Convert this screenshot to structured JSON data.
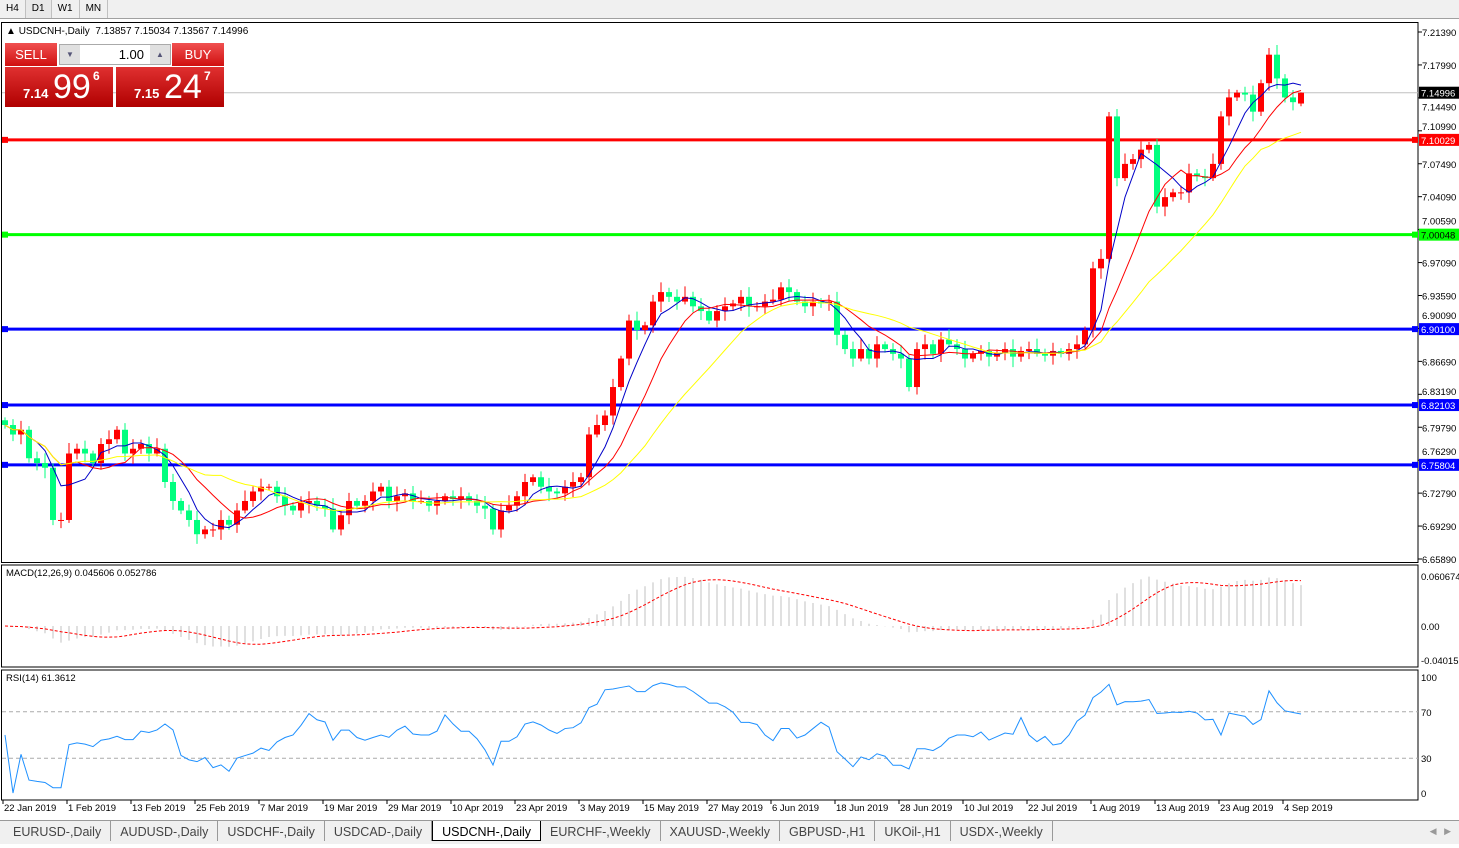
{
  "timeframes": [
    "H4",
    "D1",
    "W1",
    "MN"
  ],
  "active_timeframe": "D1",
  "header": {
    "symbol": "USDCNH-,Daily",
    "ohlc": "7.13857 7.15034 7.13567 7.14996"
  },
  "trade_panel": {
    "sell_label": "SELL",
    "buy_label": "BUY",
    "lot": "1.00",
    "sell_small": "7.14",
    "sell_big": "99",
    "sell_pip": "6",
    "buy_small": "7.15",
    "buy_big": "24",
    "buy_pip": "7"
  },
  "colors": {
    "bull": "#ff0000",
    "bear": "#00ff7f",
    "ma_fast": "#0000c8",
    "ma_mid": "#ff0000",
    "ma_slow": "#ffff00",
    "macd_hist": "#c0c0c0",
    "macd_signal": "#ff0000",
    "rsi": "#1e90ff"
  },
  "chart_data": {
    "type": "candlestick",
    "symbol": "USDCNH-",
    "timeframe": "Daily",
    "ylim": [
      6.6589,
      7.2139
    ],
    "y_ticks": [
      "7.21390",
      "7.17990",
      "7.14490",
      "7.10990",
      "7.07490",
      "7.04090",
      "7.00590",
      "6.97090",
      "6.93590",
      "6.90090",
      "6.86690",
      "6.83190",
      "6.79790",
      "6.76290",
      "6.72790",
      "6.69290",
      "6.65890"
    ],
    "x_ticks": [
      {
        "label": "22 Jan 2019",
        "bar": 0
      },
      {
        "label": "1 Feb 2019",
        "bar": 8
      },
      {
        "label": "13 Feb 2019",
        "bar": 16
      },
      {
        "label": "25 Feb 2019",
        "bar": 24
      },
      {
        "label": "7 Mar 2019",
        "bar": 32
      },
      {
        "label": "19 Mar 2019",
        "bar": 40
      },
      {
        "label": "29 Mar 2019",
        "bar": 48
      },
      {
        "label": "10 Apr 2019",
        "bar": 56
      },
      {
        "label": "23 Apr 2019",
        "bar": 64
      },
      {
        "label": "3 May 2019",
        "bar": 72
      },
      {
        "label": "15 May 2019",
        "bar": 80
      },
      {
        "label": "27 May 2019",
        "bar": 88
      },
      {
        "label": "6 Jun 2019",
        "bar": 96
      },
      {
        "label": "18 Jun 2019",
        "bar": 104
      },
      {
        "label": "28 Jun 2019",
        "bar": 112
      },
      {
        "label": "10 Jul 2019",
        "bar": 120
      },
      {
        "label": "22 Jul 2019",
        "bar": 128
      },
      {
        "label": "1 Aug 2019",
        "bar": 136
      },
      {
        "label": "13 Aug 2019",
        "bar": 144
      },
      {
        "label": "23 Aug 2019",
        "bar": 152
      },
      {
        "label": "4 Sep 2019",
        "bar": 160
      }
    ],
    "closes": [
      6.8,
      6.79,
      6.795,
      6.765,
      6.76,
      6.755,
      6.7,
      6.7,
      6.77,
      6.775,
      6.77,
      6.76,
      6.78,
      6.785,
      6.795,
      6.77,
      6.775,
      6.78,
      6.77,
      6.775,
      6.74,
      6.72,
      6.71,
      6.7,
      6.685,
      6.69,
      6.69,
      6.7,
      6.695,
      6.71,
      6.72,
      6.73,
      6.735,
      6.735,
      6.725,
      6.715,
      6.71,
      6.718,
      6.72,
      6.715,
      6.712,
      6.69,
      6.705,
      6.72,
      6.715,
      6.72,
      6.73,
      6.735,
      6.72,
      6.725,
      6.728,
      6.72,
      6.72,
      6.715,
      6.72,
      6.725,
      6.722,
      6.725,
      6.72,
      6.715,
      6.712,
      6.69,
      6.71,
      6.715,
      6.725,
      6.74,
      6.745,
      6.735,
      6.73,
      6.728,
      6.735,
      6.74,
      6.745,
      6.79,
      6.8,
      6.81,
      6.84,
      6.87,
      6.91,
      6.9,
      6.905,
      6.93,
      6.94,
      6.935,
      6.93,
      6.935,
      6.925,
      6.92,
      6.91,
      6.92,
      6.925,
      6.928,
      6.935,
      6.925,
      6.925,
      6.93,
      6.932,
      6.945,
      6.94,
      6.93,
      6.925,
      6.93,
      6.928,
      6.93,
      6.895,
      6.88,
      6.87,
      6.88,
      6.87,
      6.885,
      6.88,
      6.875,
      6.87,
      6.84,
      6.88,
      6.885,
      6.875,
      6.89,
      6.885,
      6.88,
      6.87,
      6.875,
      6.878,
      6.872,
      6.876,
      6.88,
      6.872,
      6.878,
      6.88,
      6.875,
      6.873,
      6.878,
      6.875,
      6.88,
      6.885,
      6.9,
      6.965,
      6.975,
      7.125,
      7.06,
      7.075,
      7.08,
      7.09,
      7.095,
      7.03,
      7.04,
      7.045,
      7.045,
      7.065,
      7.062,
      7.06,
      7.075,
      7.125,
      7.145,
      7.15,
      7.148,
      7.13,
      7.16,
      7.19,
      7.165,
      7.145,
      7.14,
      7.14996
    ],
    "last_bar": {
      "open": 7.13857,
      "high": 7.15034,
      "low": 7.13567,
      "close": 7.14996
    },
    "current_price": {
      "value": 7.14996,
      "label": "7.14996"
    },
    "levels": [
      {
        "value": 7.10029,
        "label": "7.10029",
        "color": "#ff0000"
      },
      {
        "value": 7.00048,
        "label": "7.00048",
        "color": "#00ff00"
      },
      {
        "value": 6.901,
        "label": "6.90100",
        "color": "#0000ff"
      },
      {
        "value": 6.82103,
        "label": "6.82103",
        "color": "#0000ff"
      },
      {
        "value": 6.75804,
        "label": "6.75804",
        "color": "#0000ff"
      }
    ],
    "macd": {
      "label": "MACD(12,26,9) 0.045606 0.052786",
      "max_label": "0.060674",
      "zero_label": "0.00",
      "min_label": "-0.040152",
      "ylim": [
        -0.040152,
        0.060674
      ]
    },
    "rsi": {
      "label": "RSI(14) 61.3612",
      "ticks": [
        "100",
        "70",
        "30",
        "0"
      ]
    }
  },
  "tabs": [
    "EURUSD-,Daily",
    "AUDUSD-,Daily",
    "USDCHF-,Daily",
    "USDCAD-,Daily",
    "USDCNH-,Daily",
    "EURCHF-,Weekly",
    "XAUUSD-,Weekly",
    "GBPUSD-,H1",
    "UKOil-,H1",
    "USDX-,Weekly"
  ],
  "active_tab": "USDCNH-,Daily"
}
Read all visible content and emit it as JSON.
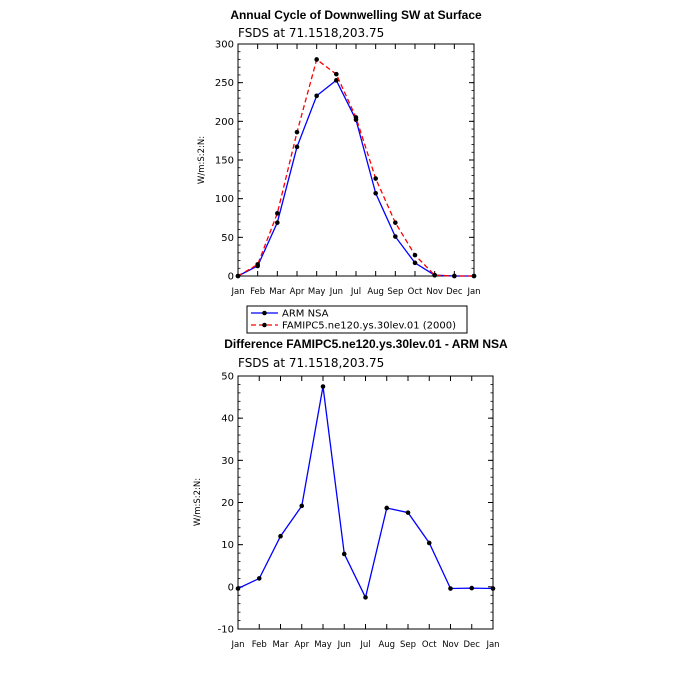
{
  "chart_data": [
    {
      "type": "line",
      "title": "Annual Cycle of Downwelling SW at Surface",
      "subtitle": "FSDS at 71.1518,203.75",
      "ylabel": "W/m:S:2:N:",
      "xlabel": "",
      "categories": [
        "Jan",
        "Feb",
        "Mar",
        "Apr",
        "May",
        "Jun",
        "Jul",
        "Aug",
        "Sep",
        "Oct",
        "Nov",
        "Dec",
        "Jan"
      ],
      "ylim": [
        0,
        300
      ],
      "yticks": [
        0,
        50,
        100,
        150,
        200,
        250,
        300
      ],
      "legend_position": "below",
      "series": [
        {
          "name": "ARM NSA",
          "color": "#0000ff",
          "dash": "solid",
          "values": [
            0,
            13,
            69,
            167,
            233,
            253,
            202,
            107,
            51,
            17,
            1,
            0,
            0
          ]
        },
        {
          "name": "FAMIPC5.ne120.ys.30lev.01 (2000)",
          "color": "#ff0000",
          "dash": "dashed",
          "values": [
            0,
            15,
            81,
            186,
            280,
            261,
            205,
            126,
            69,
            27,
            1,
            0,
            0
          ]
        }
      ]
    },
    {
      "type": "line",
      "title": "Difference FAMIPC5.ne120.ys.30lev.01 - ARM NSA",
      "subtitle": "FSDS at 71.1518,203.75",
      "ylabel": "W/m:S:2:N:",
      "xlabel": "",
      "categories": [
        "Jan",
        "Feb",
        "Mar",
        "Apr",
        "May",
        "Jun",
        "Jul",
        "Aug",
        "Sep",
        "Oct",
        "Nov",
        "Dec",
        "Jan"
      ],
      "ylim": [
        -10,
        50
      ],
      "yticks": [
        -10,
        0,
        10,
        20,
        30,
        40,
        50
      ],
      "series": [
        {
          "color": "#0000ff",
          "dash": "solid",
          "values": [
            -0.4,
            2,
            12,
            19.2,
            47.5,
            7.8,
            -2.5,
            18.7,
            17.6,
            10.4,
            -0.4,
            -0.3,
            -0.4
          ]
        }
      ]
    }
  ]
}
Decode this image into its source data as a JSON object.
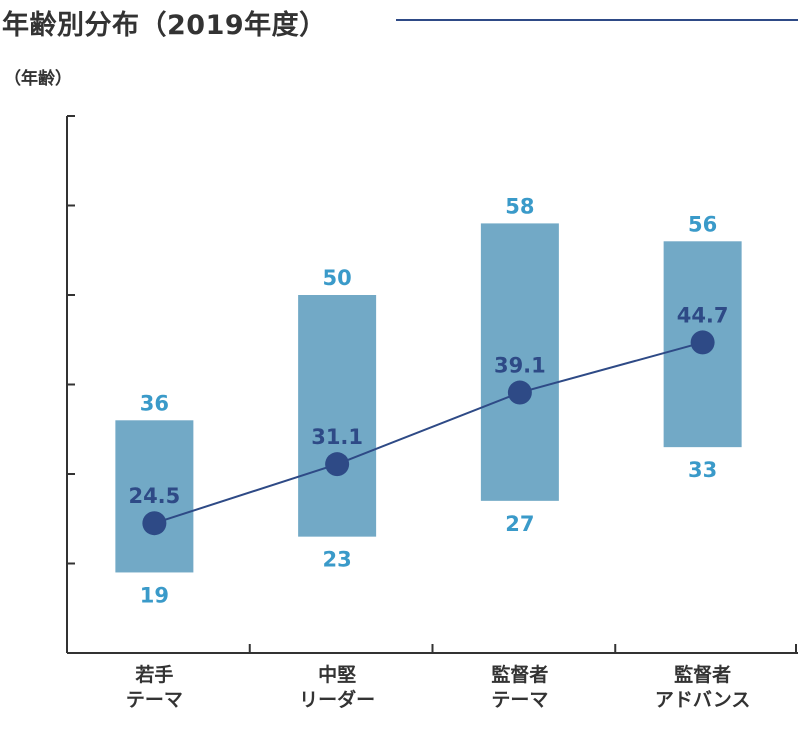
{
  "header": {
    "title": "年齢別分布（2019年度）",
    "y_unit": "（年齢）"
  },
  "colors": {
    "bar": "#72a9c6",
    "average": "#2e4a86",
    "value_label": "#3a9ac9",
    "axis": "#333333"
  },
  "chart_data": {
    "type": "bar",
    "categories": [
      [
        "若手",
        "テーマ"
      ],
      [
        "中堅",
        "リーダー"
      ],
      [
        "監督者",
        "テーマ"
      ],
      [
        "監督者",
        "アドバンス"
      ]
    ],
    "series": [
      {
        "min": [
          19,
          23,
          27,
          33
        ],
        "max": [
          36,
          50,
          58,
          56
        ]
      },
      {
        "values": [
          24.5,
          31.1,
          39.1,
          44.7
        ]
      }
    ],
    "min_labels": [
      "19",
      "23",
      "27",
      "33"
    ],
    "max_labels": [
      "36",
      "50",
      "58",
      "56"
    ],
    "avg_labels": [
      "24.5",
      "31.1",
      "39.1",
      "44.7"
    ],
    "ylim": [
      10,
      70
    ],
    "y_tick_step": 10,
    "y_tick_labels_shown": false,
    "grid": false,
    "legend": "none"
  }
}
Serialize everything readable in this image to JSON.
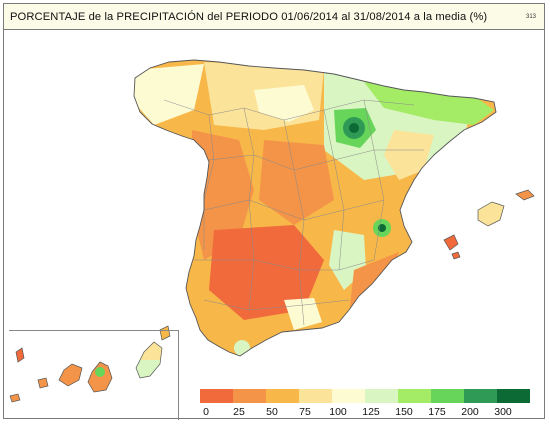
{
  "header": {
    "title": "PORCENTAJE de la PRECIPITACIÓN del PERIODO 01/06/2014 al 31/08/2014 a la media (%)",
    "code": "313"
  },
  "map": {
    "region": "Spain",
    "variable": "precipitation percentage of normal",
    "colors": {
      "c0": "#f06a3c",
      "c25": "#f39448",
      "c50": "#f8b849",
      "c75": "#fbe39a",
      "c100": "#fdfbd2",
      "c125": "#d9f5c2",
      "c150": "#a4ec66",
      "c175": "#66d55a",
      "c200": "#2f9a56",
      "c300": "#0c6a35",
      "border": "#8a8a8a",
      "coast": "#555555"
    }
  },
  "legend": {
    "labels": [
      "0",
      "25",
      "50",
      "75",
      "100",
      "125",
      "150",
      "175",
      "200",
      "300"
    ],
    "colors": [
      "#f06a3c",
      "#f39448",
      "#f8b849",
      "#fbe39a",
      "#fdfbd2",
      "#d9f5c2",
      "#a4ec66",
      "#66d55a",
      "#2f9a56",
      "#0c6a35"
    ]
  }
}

━━━━━━

▶ **PROBLEM DESCRIPTION**: Copy all lines of the listing above that contain the string "Weekly".

▶ **WRITTEN RESPONSE**:
    "EURCHF-,Weekly",
    "XAUUSD-,Weekly",
    "USDX-,Weekly"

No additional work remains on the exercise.